▶ _ROWS_:

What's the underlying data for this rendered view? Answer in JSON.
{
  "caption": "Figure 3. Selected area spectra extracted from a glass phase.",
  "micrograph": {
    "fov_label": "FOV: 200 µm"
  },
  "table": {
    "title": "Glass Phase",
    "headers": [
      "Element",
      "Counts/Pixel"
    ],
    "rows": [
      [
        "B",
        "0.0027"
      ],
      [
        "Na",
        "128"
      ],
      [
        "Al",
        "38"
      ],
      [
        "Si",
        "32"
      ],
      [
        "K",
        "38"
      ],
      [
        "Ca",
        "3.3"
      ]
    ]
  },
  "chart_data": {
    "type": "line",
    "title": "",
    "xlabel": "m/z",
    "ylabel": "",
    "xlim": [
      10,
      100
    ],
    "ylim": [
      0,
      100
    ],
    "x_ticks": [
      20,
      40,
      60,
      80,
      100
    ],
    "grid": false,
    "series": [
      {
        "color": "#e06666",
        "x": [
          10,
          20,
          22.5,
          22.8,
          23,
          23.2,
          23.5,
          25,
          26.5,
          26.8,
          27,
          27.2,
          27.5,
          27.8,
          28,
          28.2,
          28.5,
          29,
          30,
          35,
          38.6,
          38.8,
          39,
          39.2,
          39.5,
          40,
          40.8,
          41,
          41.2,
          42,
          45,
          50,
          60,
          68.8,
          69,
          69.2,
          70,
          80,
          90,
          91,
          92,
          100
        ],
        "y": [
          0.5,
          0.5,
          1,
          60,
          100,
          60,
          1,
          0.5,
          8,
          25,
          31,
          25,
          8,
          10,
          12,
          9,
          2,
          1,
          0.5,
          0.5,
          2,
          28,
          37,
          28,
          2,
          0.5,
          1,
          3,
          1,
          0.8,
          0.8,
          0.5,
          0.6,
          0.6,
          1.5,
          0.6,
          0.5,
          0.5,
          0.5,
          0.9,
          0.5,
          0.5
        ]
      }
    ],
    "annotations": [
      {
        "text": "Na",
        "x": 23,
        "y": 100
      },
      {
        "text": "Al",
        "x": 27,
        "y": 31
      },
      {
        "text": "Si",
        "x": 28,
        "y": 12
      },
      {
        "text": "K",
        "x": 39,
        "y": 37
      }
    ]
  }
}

▶ _EXERCISE INSTRUCTIONS_:
Make an exact copy of the material above.

▶ _WRITTEN RESPONSE_:
What's the underlying data for this rendered view? Answer in JSON.
{
  "caption": "Figure 3. Selected area spectra extracted from a glass phase.",
  "micrograph": {
    "fov_label": "FOV: 200 µm"
  },
  "table": {
    "title": "Glass Phase",
    "headers": [
      "Element",
      "Counts/Pixel"
    ],
    "rows": [
      [
        "B",
        "0.0027"
      ],
      [
        "Na",
        "128"
      ],
      [
        "Al",
        "38"
      ],
      [
        "Si",
        "32"
      ],
      [
        "K",
        "38"
      ],
      [
        "Ca",
        "3.3"
      ]
    ]
  },
  "chart_data": {
    "type": "line",
    "title": "",
    "xlabel": "m/z",
    "ylabel": "",
    "xlim": [
      10,
      100
    ],
    "ylim": [
      0,
      100
    ],
    "x_ticks": [
      20,
      40,
      60,
      80,
      100
    ],
    "grid": false,
    "series": [
      {
        "color": "#e06666",
        "x": [
          10,
          20,
          22.5,
          22.8,
          23,
          23.2,
          23.5,
          25,
          26.5,
          26.8,
          27,
          27.2,
          27.5,
          27.8,
          28,
          28.2,
          28.5,
          29,
          30,
          35,
          38.6,
          38.8,
          39,
          39.2,
          39.5,
          40,
          40.8,
          41,
          41.2,
          42,
          45,
          50,
          60,
          68.8,
          69,
          69.2,
          70,
          80,
          90,
          91,
          92,
          100
        ],
        "y": [
          0.5,
          0.5,
          1,
          60,
          100,
          60,
          1,
          0.5,
          8,
          25,
          31,
          25,
          8,
          10,
          12,
          9,
          2,
          1,
          0.5,
          0.5,
          2,
          28,
          37,
          28,
          2,
          0.5,
          1,
          3,
          1,
          0.8,
          0.8,
          0.5,
          0.6,
          0.6,
          1.5,
          0.6,
          0.5,
          0.5,
          0.5,
          0.9,
          0.5,
          0.5
        ]
      }
    ],
    "annotations": [
      {
        "text": "Na",
        "x": 23,
        "y": 100
      },
      {
        "text": "Al",
        "x": 27,
        "y": 31
      },
      {
        "text": "Si",
        "x": 28,
        "y": 12
      },
      {
        "text": "K",
        "x": 39,
        "y": 37
      }
    ]
  }
}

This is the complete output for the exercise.